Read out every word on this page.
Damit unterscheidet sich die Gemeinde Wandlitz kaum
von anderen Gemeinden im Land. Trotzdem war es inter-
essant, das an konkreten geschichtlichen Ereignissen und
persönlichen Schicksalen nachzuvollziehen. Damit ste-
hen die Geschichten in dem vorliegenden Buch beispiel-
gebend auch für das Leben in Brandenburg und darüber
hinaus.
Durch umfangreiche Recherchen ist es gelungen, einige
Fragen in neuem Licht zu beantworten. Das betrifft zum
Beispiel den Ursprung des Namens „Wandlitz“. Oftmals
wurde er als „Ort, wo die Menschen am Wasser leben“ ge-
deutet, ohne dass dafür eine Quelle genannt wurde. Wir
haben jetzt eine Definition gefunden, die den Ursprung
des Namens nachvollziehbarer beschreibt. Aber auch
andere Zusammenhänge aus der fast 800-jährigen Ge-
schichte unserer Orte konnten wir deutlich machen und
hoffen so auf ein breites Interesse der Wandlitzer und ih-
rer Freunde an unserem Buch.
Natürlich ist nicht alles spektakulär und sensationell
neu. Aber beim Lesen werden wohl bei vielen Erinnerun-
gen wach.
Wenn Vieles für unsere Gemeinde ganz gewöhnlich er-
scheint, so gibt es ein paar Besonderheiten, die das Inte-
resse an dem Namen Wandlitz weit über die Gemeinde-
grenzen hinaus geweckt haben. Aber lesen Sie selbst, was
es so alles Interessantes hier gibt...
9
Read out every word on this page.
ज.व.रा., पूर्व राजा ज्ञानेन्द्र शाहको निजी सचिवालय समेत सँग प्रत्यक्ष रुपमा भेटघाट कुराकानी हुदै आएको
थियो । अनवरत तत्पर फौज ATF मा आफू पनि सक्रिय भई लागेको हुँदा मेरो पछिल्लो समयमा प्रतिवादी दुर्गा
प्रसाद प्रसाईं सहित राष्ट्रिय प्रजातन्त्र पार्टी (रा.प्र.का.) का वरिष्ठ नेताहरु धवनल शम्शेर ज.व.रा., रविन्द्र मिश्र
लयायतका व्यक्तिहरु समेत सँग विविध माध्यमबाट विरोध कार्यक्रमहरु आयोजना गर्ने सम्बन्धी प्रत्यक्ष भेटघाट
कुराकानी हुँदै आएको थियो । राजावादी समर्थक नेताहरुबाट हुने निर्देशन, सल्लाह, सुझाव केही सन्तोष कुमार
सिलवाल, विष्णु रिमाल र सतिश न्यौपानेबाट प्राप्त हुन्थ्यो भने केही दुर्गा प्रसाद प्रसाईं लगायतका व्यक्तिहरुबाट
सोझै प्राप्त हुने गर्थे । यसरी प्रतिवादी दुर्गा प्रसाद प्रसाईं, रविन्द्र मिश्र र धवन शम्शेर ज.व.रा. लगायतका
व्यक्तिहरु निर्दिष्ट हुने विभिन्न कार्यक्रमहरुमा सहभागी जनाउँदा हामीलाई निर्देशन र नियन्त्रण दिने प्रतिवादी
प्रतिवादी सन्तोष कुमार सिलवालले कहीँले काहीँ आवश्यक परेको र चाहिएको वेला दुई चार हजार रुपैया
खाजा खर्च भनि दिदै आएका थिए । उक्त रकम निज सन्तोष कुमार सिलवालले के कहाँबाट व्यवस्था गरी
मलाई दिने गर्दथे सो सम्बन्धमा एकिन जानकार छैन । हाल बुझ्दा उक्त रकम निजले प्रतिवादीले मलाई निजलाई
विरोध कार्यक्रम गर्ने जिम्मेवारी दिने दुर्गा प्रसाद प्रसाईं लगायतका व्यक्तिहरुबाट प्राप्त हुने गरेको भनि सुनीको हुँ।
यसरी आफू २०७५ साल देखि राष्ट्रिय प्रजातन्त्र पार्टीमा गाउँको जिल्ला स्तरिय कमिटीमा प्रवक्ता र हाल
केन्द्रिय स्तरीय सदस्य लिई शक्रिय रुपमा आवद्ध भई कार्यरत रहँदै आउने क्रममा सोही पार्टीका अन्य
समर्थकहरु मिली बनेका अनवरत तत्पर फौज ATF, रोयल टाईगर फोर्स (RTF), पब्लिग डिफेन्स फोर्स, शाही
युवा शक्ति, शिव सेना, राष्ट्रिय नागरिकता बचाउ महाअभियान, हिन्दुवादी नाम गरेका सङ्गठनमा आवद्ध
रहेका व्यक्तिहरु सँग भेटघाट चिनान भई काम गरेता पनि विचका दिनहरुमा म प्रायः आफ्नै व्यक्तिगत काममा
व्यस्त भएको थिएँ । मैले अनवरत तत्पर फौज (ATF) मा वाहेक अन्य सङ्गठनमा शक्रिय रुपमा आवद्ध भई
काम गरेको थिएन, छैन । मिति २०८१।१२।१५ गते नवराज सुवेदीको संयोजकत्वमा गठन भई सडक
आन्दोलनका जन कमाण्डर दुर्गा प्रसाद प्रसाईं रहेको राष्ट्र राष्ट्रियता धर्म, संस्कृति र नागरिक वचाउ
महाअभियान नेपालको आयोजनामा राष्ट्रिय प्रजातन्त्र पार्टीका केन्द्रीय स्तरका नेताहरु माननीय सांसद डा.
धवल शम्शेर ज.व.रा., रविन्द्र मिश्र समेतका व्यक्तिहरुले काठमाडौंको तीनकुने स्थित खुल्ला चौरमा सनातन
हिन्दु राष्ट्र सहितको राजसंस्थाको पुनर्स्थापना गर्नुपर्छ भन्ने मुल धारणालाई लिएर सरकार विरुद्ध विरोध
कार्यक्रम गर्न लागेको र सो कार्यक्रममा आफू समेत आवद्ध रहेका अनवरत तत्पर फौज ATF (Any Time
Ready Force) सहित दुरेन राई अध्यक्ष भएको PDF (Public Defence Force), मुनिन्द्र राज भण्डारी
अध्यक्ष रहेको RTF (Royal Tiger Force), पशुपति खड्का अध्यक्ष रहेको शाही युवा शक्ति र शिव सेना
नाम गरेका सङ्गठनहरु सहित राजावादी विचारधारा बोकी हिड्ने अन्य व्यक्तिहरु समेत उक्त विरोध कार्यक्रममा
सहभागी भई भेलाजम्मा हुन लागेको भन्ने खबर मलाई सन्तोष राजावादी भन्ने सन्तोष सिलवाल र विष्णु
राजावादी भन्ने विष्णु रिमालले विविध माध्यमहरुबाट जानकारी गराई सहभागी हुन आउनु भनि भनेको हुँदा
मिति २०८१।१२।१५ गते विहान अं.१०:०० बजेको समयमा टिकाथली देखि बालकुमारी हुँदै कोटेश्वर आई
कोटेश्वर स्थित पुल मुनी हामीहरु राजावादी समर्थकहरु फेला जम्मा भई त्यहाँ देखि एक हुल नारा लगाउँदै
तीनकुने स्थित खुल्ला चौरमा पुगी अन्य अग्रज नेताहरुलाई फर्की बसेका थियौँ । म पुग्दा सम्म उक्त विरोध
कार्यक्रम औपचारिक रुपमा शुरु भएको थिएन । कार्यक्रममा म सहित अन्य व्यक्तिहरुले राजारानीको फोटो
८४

──────

Search the material above for "गठनम". Pull out each line where it shows up.

युवा शक्ति, शिव सेना, राष्ट्रिय नागरिकता बचाउ महाअभियान, हिन्दुवादी नाम गरेका सङ्गठनमा आवद्ध
व्यस्त भएको थिएँ । मैले अनवरत तत्पर फौज (ATF) मा वाहेक अन्य सङ्गठनमा शक्रिय रुपमा आवद्ध भई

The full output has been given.